Records from a collection of figures
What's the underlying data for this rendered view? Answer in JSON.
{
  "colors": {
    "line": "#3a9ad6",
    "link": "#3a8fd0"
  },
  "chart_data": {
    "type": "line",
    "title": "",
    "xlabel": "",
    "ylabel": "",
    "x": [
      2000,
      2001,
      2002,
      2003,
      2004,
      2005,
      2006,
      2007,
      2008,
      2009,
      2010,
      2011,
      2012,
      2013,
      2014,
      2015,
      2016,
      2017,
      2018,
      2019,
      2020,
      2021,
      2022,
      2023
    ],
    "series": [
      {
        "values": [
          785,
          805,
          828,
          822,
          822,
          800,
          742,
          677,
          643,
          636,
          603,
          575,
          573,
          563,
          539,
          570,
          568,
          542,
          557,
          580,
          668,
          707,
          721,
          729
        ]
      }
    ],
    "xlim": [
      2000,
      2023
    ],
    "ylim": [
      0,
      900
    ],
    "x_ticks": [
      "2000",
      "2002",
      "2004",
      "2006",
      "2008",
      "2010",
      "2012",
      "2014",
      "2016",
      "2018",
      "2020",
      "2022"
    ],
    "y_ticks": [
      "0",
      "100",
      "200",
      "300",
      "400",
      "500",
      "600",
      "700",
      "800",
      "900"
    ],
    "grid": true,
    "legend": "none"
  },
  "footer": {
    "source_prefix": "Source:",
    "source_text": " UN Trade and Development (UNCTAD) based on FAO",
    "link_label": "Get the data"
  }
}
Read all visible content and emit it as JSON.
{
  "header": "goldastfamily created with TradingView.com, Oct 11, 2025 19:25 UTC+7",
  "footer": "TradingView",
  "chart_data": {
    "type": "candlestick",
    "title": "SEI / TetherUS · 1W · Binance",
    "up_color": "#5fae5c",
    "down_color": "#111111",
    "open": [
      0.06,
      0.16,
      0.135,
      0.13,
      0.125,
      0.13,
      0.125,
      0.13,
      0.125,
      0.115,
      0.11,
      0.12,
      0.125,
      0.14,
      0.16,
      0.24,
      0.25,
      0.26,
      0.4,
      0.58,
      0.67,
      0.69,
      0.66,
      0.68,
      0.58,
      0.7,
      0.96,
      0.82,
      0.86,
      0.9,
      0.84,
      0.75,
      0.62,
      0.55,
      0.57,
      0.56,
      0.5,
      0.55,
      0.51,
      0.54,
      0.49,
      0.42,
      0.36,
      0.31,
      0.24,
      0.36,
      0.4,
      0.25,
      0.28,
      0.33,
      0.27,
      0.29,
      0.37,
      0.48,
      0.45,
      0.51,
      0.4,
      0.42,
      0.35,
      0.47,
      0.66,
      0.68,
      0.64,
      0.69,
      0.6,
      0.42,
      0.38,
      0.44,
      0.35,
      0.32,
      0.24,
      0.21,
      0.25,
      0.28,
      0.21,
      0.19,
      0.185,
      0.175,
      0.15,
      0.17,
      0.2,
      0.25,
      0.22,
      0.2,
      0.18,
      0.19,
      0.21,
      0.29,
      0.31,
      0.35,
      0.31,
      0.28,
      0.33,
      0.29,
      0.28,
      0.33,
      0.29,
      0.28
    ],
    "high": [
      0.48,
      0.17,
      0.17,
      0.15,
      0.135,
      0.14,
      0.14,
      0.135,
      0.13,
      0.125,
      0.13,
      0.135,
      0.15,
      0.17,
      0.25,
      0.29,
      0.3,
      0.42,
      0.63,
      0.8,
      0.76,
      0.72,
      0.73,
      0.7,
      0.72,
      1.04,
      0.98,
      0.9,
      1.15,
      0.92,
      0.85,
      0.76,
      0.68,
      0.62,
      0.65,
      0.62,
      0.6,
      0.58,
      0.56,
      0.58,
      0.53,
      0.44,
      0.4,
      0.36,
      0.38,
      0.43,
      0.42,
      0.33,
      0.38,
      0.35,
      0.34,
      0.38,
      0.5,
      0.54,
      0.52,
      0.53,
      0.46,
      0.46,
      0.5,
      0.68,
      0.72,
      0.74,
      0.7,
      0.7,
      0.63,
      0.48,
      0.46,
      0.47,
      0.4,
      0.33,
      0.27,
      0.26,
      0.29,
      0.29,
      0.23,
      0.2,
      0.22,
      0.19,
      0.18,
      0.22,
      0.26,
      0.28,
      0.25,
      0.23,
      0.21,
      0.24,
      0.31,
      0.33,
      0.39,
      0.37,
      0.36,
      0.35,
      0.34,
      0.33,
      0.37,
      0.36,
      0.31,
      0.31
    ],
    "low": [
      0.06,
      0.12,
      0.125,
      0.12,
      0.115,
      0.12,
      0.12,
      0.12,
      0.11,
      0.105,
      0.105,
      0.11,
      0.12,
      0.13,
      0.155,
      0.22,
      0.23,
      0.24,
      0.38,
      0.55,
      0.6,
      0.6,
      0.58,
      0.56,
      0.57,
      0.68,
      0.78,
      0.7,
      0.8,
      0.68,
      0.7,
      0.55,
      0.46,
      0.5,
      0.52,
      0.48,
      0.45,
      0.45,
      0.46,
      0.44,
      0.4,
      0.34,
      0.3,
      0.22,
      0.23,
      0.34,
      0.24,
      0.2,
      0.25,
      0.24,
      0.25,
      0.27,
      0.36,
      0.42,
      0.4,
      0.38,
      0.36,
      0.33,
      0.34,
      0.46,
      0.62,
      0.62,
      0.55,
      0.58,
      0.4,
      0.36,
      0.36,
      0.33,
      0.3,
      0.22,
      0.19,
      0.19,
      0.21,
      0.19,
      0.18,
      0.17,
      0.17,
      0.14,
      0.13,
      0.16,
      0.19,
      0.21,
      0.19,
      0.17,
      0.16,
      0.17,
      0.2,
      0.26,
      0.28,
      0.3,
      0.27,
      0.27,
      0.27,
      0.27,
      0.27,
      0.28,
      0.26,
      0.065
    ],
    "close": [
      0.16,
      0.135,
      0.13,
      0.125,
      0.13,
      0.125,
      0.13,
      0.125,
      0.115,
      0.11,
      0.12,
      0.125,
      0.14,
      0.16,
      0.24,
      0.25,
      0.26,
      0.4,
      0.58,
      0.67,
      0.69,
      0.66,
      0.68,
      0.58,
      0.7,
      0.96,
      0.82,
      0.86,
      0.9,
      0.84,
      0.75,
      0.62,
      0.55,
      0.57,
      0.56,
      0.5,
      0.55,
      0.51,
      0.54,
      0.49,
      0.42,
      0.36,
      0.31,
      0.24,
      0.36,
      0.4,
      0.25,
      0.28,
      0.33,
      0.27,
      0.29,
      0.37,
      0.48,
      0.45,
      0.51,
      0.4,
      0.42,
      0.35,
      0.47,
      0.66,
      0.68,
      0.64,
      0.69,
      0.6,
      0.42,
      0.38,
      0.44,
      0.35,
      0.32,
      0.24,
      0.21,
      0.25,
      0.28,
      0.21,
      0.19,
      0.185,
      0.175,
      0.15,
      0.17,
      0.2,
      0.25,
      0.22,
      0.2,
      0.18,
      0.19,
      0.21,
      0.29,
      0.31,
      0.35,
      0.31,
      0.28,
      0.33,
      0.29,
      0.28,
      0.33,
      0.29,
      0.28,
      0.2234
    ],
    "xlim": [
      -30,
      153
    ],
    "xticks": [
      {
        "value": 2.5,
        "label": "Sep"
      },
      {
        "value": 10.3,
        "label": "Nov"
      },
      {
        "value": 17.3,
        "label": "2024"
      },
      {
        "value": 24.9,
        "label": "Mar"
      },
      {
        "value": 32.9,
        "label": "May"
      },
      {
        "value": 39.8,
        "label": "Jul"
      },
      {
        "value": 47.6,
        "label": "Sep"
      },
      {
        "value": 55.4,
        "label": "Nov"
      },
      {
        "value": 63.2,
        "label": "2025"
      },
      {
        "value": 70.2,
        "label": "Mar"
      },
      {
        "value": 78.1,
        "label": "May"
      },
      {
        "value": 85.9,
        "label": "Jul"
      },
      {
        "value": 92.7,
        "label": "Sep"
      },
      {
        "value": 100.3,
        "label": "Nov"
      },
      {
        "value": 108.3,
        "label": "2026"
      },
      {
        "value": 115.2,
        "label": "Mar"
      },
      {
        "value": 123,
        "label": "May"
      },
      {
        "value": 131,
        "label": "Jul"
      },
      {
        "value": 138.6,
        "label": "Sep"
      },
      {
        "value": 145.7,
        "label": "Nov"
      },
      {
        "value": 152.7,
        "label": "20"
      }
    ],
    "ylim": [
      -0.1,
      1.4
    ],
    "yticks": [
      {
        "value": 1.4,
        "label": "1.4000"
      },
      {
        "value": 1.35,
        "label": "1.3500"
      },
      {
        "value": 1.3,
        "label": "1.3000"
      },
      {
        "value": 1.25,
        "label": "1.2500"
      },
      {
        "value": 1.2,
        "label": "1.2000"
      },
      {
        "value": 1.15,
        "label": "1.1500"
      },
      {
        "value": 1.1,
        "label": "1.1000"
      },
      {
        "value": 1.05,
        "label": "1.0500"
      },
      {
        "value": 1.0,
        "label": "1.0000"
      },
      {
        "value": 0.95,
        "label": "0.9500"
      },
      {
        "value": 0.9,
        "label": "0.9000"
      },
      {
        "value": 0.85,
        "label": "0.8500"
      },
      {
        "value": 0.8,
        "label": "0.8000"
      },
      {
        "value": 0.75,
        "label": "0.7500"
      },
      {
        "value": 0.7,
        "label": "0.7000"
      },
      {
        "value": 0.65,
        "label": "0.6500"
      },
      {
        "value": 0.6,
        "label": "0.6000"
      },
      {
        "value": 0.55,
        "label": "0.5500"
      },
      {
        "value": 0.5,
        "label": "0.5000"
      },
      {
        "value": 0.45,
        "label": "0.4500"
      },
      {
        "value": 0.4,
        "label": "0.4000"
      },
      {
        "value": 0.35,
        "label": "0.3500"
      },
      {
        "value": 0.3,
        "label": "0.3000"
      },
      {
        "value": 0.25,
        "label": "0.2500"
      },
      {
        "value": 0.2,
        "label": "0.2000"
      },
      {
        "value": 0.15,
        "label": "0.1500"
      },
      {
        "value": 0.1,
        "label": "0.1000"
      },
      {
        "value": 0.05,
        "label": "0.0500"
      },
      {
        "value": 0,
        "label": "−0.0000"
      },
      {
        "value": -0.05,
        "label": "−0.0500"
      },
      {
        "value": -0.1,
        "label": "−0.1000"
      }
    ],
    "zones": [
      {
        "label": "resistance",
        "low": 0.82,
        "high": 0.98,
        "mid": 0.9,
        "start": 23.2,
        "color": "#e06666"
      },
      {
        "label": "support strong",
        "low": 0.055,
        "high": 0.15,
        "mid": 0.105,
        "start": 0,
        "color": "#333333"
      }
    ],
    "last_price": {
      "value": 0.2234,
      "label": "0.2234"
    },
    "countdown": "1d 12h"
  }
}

_Instructions to follow_
Filter the entries above down to the lines containing the word "title".

_Output_
    "title": "",
    "title": "SEI / TetherUS · 1W · Binance",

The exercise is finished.